## DATA ENTRIES

## Start

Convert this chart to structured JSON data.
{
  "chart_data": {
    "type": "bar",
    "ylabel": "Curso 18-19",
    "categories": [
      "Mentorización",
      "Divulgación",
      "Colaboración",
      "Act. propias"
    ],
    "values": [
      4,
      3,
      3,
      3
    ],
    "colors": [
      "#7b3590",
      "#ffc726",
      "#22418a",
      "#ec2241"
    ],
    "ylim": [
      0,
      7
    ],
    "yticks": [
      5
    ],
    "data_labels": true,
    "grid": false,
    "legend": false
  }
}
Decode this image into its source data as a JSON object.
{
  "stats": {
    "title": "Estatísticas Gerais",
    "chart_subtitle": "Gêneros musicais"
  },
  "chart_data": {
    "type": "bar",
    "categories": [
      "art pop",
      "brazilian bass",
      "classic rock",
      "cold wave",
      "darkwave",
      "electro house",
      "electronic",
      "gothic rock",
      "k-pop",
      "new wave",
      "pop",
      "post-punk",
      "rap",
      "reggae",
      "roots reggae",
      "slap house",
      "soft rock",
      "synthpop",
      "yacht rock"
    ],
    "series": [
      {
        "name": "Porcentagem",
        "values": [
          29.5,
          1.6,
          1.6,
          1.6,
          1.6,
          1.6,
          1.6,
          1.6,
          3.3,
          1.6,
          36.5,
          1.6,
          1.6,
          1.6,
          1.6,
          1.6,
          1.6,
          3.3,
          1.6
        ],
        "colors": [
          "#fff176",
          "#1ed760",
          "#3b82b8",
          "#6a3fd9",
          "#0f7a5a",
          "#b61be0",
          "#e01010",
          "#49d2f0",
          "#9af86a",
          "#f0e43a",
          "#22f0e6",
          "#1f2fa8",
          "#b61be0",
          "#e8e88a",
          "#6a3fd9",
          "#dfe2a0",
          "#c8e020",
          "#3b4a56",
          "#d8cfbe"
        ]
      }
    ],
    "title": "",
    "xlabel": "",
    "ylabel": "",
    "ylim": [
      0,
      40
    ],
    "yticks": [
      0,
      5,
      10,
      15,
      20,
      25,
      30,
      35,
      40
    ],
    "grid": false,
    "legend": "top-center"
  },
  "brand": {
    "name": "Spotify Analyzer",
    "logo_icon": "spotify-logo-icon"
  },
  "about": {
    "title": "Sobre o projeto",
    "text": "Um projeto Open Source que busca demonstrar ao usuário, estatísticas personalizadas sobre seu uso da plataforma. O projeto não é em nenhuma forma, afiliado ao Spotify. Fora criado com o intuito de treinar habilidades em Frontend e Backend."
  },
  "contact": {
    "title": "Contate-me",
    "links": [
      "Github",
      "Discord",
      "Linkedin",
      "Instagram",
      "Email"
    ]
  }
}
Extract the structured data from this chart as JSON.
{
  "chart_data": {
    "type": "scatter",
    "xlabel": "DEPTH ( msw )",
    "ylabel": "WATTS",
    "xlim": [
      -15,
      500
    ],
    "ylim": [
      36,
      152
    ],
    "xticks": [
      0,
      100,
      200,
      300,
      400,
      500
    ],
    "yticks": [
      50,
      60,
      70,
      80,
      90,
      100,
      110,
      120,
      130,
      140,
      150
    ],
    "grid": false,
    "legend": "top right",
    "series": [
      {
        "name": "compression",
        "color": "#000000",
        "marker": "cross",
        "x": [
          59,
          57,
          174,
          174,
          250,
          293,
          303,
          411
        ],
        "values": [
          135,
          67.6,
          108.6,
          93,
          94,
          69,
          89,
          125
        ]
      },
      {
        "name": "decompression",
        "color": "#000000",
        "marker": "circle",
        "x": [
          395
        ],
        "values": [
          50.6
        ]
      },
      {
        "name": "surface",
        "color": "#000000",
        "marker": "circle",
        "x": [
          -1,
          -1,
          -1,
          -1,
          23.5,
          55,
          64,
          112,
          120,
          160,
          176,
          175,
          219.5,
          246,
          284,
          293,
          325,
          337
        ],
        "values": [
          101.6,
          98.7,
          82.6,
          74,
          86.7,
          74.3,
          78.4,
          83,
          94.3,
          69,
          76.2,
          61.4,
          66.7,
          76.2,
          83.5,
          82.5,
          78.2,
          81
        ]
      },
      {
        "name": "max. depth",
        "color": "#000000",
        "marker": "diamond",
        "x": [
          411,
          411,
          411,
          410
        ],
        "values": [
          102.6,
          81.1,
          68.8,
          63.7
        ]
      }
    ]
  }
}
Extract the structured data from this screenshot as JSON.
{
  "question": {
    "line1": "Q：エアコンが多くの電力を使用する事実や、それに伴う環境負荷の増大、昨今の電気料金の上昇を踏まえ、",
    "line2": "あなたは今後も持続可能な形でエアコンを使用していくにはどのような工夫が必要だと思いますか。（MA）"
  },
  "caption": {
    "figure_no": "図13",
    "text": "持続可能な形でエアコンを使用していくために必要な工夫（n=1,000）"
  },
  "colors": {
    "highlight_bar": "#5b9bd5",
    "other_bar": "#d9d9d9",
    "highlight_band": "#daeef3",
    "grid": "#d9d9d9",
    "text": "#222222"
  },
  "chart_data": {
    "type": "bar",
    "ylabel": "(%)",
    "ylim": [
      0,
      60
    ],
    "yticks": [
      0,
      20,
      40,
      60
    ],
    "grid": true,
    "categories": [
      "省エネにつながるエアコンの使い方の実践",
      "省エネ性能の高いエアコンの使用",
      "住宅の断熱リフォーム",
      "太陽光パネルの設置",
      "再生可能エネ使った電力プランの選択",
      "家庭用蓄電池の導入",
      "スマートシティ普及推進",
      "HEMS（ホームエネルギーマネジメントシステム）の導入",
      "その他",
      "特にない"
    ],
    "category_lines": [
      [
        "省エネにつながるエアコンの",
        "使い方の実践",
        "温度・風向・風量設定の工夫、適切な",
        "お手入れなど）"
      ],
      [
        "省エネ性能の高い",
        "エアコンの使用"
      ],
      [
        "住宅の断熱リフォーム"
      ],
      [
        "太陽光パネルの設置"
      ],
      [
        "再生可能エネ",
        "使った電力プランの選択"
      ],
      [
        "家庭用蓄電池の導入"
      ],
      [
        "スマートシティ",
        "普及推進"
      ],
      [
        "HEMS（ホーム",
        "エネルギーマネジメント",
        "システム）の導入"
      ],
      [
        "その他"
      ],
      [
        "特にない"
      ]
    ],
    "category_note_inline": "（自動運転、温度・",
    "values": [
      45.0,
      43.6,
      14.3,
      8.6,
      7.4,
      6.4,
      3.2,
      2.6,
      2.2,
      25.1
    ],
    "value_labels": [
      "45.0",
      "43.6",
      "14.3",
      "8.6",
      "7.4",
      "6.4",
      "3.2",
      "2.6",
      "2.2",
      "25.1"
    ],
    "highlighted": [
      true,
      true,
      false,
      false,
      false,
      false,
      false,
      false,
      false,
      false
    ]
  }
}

## End

## EXERCISE DESCRIPTION
How many lines in the listing above contain "ylabel"? Answer with the number alone.

## WRITTEN RESPONSE
4